**Problem requirements**
Copy each line below that includes "talvihavainto".

**Source data**
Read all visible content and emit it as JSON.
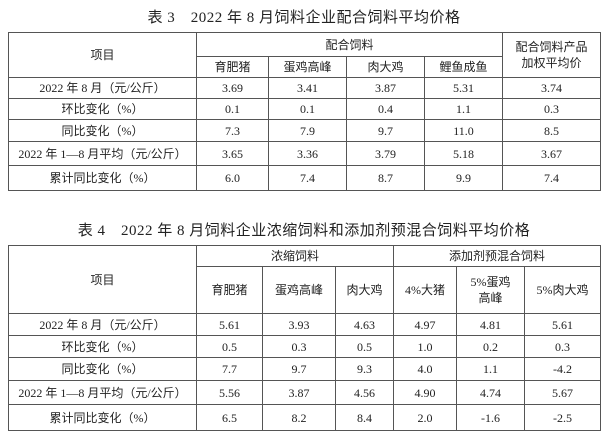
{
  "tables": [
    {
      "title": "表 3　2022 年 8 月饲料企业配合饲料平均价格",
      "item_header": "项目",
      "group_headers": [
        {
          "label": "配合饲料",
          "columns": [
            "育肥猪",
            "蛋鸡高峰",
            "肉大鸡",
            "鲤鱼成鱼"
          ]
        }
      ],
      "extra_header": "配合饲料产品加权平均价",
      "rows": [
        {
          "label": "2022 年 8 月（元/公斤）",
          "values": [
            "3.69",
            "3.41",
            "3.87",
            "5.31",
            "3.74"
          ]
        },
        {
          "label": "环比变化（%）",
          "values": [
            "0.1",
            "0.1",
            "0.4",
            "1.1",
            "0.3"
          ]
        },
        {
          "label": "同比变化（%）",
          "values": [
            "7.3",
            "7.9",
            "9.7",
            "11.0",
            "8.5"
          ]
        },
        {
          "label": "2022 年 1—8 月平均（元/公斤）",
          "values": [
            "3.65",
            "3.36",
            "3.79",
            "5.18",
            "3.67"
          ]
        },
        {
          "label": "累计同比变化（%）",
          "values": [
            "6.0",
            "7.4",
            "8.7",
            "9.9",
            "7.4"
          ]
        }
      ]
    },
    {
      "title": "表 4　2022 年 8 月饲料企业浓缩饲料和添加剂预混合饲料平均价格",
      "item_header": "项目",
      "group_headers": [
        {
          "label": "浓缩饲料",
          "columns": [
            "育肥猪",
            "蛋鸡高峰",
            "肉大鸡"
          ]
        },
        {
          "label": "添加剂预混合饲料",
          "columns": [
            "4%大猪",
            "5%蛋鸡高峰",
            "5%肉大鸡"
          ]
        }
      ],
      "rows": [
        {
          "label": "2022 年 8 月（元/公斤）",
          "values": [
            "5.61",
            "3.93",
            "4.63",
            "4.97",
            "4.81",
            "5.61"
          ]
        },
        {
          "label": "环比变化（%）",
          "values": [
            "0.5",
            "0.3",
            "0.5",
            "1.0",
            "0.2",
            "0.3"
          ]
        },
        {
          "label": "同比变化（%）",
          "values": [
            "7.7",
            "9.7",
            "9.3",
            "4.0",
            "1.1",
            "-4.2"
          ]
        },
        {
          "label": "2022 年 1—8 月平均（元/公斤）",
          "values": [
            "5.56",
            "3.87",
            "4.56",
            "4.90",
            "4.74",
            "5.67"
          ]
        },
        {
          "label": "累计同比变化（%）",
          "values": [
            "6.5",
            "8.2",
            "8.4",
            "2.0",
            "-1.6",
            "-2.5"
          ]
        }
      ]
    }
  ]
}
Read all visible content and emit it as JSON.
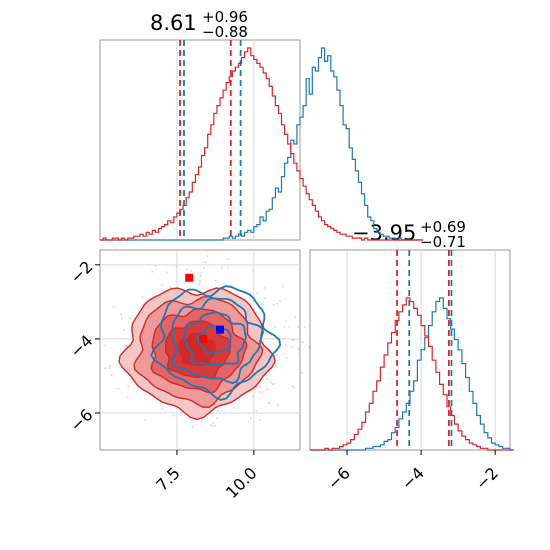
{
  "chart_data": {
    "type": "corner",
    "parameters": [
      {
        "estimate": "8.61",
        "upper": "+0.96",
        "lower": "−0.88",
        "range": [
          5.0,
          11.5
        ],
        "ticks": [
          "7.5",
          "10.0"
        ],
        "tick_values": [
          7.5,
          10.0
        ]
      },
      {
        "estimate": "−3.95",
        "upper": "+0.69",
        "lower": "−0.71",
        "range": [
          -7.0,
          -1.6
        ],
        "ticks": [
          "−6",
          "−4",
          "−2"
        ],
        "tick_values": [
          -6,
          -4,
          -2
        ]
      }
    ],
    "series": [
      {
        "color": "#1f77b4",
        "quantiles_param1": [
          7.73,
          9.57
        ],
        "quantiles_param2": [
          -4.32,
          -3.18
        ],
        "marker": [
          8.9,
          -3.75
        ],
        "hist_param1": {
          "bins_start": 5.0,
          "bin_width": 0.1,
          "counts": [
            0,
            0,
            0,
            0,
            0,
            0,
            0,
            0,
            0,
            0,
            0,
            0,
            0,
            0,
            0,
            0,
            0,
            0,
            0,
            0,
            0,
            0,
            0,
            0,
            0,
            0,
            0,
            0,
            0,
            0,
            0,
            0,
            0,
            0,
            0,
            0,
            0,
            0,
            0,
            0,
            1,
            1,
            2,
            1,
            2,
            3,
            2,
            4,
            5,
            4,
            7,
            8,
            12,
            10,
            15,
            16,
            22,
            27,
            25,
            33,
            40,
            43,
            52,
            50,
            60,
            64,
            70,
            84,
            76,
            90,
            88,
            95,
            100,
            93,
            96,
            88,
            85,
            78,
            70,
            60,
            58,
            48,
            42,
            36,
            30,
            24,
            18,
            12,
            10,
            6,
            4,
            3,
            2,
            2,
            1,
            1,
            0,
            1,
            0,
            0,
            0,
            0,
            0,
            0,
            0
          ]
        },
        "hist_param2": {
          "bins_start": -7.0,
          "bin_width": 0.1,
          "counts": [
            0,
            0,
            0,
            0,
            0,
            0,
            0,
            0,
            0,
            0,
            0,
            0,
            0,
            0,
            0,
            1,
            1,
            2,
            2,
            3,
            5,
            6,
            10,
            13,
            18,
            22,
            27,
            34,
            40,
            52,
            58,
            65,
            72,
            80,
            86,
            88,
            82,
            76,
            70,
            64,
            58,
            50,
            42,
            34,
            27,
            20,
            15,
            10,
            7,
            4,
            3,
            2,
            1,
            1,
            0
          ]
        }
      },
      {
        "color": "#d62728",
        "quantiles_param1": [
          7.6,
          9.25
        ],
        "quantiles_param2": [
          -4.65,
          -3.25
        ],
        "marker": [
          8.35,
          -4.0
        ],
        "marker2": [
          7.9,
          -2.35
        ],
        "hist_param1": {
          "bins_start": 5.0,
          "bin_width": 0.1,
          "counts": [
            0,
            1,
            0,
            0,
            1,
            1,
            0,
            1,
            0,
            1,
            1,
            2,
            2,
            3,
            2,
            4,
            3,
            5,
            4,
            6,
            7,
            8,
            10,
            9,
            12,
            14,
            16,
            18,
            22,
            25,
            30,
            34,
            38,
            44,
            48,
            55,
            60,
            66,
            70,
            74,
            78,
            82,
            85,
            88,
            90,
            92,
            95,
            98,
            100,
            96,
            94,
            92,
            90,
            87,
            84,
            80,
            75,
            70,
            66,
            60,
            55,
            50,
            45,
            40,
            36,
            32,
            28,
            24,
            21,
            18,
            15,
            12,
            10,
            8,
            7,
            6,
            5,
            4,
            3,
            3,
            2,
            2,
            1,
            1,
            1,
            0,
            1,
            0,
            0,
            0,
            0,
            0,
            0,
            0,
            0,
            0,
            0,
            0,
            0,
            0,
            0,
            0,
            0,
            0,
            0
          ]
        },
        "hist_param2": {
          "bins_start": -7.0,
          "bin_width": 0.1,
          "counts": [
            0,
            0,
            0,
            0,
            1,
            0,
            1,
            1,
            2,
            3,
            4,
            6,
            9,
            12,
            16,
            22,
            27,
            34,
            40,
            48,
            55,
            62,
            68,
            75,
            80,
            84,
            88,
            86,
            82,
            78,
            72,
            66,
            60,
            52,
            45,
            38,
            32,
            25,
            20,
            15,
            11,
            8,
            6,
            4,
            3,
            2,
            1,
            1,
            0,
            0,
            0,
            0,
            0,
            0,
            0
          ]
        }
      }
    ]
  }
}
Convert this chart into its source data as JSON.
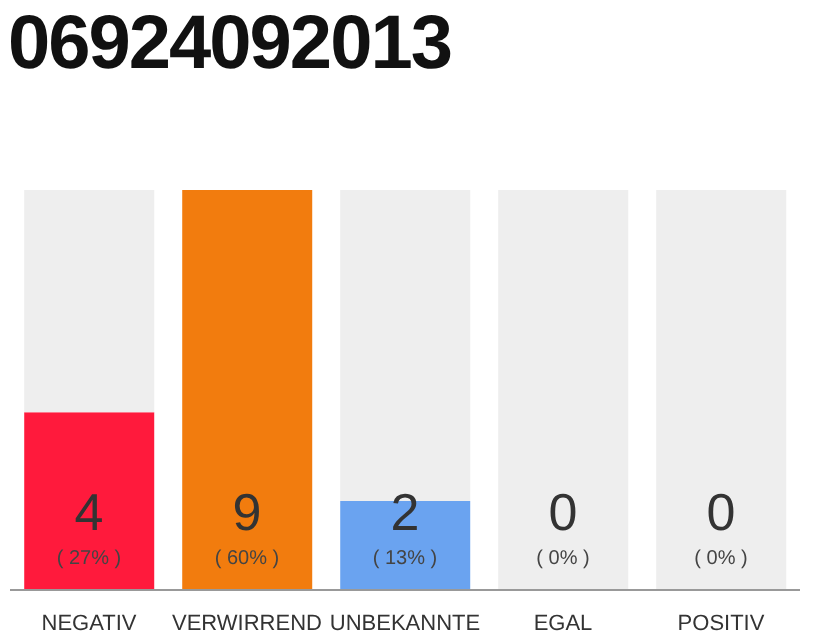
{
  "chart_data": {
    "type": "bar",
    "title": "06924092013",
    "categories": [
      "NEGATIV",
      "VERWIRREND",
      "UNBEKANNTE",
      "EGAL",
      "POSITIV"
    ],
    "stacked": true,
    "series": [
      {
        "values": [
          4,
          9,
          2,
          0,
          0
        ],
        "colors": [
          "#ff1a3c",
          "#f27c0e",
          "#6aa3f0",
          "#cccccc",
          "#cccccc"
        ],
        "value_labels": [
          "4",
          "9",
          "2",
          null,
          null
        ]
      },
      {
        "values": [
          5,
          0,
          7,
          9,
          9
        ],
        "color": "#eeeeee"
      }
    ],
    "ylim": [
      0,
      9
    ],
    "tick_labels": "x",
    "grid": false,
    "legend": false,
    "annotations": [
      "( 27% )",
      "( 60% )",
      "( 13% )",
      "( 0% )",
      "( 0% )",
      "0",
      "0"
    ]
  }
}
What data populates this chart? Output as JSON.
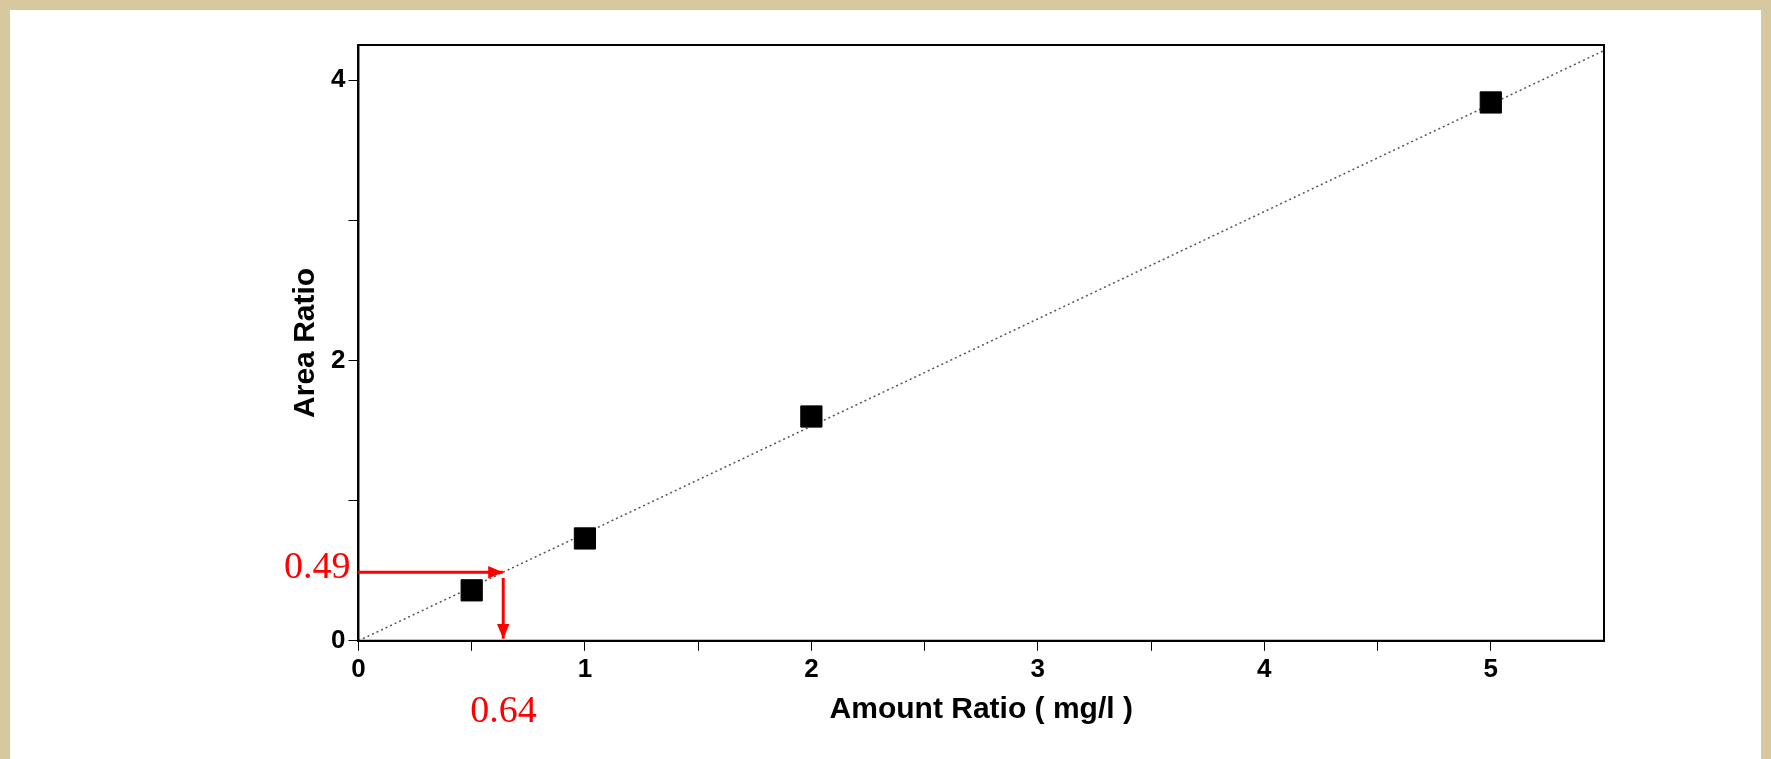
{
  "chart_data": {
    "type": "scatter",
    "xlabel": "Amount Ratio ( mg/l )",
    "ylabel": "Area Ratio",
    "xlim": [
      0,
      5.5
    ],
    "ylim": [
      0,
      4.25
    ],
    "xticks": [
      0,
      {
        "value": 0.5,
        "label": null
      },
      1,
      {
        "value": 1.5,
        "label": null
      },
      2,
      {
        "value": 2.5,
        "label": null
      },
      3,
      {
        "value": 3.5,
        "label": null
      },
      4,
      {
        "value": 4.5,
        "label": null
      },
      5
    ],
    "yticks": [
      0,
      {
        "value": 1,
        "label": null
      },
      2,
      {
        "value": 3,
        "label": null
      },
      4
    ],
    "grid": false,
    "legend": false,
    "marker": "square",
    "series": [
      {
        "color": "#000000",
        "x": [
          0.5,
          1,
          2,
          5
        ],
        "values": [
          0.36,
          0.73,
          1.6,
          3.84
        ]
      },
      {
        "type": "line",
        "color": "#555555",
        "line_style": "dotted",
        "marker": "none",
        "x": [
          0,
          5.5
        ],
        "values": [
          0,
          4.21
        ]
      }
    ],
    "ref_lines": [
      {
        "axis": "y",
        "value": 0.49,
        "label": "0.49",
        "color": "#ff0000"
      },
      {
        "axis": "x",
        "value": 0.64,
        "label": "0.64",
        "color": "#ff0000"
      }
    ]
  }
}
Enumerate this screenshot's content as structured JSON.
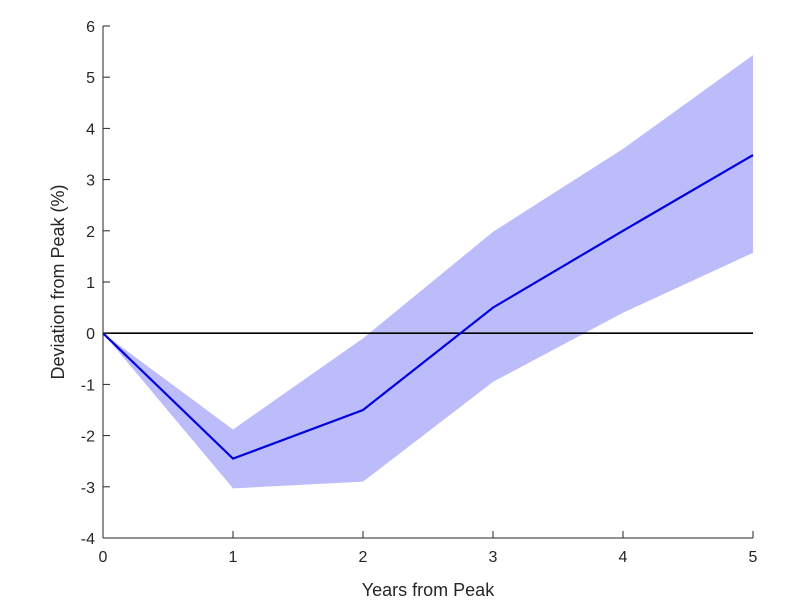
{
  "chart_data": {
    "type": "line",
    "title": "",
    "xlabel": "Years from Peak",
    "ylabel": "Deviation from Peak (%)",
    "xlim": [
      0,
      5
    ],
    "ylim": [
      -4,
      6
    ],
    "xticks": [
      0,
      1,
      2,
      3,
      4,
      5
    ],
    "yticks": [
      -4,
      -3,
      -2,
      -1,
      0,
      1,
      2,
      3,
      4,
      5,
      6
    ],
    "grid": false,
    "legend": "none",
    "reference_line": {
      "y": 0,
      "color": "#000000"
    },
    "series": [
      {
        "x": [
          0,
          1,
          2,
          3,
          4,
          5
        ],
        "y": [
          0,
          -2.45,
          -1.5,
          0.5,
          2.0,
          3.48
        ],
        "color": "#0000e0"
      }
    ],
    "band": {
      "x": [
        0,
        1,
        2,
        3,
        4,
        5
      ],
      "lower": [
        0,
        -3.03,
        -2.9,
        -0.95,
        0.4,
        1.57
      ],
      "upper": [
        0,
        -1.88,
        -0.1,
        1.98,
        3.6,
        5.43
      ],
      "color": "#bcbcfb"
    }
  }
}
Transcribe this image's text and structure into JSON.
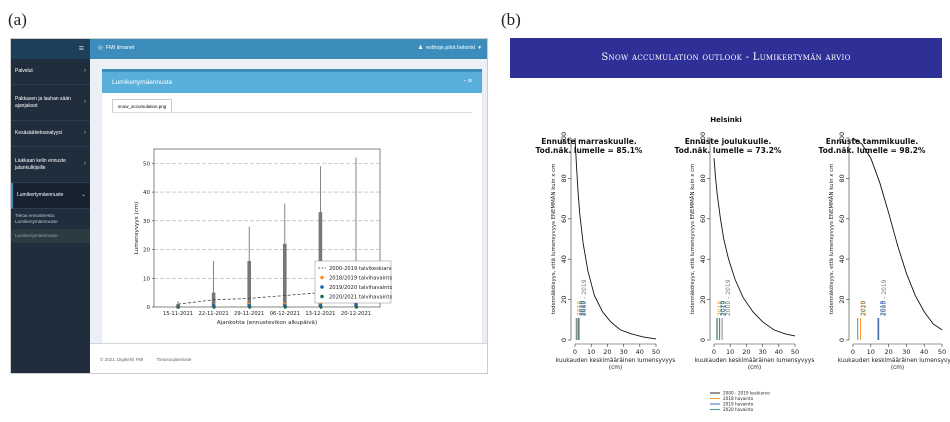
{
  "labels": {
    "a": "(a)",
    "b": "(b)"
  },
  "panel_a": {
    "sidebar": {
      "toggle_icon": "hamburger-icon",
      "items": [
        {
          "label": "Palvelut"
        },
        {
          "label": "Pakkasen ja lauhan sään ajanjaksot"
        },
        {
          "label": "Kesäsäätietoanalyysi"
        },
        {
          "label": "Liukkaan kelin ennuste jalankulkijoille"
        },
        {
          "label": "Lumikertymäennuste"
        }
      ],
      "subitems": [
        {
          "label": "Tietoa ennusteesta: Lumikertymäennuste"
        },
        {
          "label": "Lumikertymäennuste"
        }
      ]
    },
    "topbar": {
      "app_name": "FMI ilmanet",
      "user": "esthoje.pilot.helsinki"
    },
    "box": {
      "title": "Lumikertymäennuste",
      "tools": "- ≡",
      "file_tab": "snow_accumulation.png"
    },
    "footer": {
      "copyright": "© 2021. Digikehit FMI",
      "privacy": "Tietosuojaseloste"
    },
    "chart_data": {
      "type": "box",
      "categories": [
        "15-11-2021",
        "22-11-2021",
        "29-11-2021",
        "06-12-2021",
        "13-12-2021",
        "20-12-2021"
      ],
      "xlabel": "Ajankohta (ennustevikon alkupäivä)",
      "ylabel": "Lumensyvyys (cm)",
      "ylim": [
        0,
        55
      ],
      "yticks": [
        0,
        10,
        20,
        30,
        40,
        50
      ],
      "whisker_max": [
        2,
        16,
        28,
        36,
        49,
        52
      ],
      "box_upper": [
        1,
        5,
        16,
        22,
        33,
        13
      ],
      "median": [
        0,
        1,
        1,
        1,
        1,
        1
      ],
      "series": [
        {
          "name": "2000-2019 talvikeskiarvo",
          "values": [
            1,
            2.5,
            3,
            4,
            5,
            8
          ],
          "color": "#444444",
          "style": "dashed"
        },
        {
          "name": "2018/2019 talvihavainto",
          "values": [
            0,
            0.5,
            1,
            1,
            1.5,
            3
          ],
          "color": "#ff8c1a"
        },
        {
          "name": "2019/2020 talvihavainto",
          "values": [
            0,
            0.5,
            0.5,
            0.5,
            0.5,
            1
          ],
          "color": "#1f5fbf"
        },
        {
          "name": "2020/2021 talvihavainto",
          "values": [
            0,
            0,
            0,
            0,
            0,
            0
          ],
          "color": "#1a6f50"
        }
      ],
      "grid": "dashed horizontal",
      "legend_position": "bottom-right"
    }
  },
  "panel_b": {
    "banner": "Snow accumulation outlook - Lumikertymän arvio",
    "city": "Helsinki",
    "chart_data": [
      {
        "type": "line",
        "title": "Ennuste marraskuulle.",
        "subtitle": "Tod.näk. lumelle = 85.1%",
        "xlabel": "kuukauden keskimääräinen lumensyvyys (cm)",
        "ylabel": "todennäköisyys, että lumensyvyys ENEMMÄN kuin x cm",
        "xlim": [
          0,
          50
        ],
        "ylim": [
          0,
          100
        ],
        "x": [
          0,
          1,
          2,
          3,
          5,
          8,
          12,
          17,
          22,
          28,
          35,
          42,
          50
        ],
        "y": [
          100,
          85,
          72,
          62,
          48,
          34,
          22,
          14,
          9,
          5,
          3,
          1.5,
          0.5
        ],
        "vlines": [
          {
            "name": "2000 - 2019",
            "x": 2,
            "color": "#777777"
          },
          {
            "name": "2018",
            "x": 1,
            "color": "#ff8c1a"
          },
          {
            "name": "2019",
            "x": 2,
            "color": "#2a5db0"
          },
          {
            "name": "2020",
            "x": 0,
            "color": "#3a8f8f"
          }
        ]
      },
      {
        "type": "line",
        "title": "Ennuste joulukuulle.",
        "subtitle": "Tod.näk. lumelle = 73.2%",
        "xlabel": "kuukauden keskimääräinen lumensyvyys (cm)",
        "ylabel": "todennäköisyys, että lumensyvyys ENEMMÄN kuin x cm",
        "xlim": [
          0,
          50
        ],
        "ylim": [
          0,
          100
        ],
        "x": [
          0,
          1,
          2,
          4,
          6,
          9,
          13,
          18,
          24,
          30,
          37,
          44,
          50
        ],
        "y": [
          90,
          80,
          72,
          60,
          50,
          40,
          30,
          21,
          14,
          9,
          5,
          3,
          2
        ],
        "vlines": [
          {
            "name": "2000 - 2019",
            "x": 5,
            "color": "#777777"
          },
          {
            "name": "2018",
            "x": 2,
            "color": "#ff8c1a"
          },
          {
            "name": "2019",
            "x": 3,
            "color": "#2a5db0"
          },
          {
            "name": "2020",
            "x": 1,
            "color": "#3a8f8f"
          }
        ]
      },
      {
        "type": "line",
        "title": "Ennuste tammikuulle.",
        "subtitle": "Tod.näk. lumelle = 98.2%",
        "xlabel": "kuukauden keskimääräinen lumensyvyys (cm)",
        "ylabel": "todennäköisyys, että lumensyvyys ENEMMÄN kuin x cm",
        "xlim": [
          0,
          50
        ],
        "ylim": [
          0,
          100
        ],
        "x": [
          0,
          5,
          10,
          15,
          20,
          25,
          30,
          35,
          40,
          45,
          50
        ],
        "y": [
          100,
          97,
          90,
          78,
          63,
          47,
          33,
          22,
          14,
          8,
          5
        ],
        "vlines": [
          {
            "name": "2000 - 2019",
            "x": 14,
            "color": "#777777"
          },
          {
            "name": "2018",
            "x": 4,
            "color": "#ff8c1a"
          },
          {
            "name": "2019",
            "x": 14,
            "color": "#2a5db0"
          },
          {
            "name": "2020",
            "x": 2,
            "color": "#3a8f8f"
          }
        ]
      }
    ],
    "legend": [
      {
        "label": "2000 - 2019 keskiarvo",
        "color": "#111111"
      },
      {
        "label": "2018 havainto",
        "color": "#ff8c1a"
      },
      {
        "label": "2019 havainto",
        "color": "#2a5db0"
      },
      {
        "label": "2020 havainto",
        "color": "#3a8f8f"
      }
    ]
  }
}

**Solution for this problem**
          "name": "2018/2019 talvihavainto",
          "name": "2019/2020 talvihavainto",
          "name": "2020/2021 talvihavainto",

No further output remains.